* _Instructions for the task_
Can the data below be echoed back word for word?
━━━ Entries provided ━━━
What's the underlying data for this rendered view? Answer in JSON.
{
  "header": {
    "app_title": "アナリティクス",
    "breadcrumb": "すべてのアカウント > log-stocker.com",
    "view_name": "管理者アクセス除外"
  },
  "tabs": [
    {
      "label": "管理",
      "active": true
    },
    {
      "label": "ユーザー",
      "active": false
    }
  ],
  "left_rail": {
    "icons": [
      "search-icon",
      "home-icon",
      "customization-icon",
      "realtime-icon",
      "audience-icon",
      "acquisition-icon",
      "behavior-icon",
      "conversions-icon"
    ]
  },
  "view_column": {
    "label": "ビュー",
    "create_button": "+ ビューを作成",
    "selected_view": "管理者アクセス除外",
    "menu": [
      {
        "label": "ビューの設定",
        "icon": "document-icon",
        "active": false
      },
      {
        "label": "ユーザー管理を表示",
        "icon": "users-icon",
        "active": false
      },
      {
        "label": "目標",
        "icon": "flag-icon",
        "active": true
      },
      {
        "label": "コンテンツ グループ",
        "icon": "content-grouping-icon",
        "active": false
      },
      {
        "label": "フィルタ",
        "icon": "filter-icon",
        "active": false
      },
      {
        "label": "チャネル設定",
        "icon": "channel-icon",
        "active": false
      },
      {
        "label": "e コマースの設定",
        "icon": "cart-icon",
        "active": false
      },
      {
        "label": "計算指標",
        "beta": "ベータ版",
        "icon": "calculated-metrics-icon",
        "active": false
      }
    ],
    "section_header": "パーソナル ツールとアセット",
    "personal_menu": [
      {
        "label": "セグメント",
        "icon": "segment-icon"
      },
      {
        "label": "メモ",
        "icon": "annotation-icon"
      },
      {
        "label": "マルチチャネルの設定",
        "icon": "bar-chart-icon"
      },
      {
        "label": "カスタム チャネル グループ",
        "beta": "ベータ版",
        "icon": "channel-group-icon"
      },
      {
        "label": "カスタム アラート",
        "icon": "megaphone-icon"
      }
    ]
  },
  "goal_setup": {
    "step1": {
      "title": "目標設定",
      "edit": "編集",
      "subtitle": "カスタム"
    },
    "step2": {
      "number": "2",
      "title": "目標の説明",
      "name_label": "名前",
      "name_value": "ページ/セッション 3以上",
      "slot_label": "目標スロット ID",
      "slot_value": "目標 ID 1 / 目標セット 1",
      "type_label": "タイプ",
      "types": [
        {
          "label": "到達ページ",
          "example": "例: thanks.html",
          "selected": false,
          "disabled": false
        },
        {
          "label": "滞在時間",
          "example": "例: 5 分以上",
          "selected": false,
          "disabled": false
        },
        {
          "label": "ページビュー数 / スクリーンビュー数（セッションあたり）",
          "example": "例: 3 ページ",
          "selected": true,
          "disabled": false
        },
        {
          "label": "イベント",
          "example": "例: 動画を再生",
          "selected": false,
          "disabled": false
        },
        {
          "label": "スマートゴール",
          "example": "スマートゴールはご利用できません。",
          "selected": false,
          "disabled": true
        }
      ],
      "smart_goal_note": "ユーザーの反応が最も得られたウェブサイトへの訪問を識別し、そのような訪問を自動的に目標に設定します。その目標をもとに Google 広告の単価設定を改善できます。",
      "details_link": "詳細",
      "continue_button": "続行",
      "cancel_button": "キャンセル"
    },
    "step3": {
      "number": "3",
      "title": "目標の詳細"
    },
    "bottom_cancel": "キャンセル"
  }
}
━━━
* _Solution_
What's the underlying data for this rendered view? Answer in JSON.
{
  "header": {
    "app_title": "アナリティクス",
    "breadcrumb": "すべてのアカウント > log-stocker.com",
    "view_name": "管理者アクセス除外"
  },
  "tabs": [
    {
      "label": "管理",
      "active": true
    },
    {
      "label": "ユーザー",
      "active": false
    }
  ],
  "left_rail": {
    "icons": [
      "search-icon",
      "home-icon",
      "customization-icon",
      "realtime-icon",
      "audience-icon",
      "acquisition-icon",
      "behavior-icon",
      "conversions-icon"
    ]
  },
  "view_column": {
    "label": "ビュー",
    "create_button": "+ ビューを作成",
    "selected_view": "管理者アクセス除外",
    "menu": [
      {
        "label": "ビューの設定",
        "icon": "document-icon",
        "active": false
      },
      {
        "label": "ユーザー管理を表示",
        "icon": "users-icon",
        "active": false
      },
      {
        "label": "目標",
        "icon": "flag-icon",
        "active": true
      },
      {
        "label": "コンテンツ グループ",
        "icon": "content-grouping-icon",
        "active": false
      },
      {
        "label": "フィルタ",
        "icon": "filter-icon",
        "active": false
      },
      {
        "label": "チャネル設定",
        "icon": "channel-icon",
        "active": false
      },
      {
        "label": "e コマースの設定",
        "icon": "cart-icon",
        "active": false
      },
      {
        "label": "計算指標",
        "beta": "ベータ版",
        "icon": "calculated-metrics-icon",
        "active": false
      }
    ],
    "section_header": "パーソナル ツールとアセット",
    "personal_menu": [
      {
        "label": "セグメント",
        "icon": "segment-icon"
      },
      {
        "label": "メモ",
        "icon": "annotation-icon"
      },
      {
        "label": "マルチチャネルの設定",
        "icon": "bar-chart-icon"
      },
      {
        "label": "カスタム チャネル グループ",
        "beta": "ベータ版",
        "icon": "channel-group-icon"
      },
      {
        "label": "カスタム アラート",
        "icon": "megaphone-icon"
      }
    ]
  },
  "goal_setup": {
    "step1": {
      "title": "目標設定",
      "edit": "編集",
      "subtitle": "カスタム"
    },
    "step2": {
      "number": "2",
      "title": "目標の説明",
      "name_label": "名前",
      "name_value": "ページ/セッション 3以上",
      "slot_label": "目標スロット ID",
      "slot_value": "目標 ID 1 / 目標セット 1",
      "type_label": "タイプ",
      "types": [
        {
          "label": "到達ページ",
          "example": "例: thanks.html",
          "selected": false,
          "disabled": false
        },
        {
          "label": "滞在時間",
          "example": "例: 5 分以上",
          "selected": false,
          "disabled": false
        },
        {
          "label": "ページビュー数 / スクリーンビュー数（セッションあたり）",
          "example": "例: 3 ページ",
          "selected": true,
          "disabled": false
        },
        {
          "label": "イベント",
          "example": "例: 動画を再生",
          "selected": false,
          "disabled": false
        },
        {
          "label": "スマートゴール",
          "example": "スマートゴールはご利用できません。",
          "selected": false,
          "disabled": true
        }
      ],
      "smart_goal_note": "ユーザーの反応が最も得られたウェブサイトへの訪問を識別し、そのような訪問を自動的に目標に設定します。その目標をもとに Google 広告の単価設定を改善できます。",
      "details_link": "詳細",
      "continue_button": "続行",
      "cancel_button": "キャンセル"
    },
    "step3": {
      "number": "3",
      "title": "目標の詳細"
    },
    "bottom_cancel": "キャンセル"
  }
}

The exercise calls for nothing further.